- [What needs to be done]: Wherever the string "relates" occurs in a line of these records, report that line.

○ ○ ○ ○ ○

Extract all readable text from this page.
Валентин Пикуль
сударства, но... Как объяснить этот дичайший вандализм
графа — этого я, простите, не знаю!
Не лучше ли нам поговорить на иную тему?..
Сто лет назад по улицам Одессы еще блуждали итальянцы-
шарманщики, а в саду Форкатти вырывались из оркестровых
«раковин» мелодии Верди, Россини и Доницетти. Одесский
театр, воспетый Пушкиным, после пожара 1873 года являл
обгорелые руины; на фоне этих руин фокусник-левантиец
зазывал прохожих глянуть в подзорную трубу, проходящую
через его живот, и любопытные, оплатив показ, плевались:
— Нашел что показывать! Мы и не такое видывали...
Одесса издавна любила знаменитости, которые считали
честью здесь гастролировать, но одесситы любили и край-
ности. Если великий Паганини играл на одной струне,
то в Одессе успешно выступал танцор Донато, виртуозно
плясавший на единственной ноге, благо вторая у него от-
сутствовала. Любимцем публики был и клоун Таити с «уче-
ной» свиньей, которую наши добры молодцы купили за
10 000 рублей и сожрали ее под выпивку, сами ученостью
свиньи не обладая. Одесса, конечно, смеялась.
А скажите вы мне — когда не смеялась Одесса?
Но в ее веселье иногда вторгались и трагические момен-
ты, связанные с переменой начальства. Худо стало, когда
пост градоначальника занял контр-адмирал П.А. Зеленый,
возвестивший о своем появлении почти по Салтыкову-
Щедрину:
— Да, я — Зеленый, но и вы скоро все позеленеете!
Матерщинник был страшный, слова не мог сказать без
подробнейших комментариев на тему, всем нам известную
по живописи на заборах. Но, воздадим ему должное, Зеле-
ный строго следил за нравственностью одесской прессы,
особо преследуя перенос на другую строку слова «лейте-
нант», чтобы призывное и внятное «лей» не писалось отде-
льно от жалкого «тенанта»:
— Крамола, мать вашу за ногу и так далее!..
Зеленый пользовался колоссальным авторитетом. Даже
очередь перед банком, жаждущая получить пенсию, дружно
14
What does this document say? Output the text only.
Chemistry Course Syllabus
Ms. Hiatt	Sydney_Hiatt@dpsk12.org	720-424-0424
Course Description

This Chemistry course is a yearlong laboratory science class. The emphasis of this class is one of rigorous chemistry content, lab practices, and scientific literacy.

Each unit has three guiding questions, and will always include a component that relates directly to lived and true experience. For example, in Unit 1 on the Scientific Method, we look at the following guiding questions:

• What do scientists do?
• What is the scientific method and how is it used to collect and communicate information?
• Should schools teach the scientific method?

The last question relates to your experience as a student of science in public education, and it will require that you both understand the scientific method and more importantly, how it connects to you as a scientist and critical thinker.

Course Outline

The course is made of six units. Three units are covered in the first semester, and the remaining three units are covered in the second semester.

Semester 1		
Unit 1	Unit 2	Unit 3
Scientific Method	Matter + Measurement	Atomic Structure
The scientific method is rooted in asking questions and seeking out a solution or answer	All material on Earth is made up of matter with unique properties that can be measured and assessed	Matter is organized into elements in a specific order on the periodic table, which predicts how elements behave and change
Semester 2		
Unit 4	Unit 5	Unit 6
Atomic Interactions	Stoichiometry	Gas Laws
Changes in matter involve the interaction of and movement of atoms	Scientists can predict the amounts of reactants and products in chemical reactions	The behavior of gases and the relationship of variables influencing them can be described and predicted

○ ○ ○ ○ ○

- [Exercise output]:
Each unit has three guiding questions, and will always include a component that relates directly to lived and true experience. For example, in Unit 1 on the Scientific Method, we look at the following guiding questions:
The last question relates to your experience as a student of science in public education, and it will require that you both understand the scientific method and more importantly, how it connects to you as a scientist and critical thinker.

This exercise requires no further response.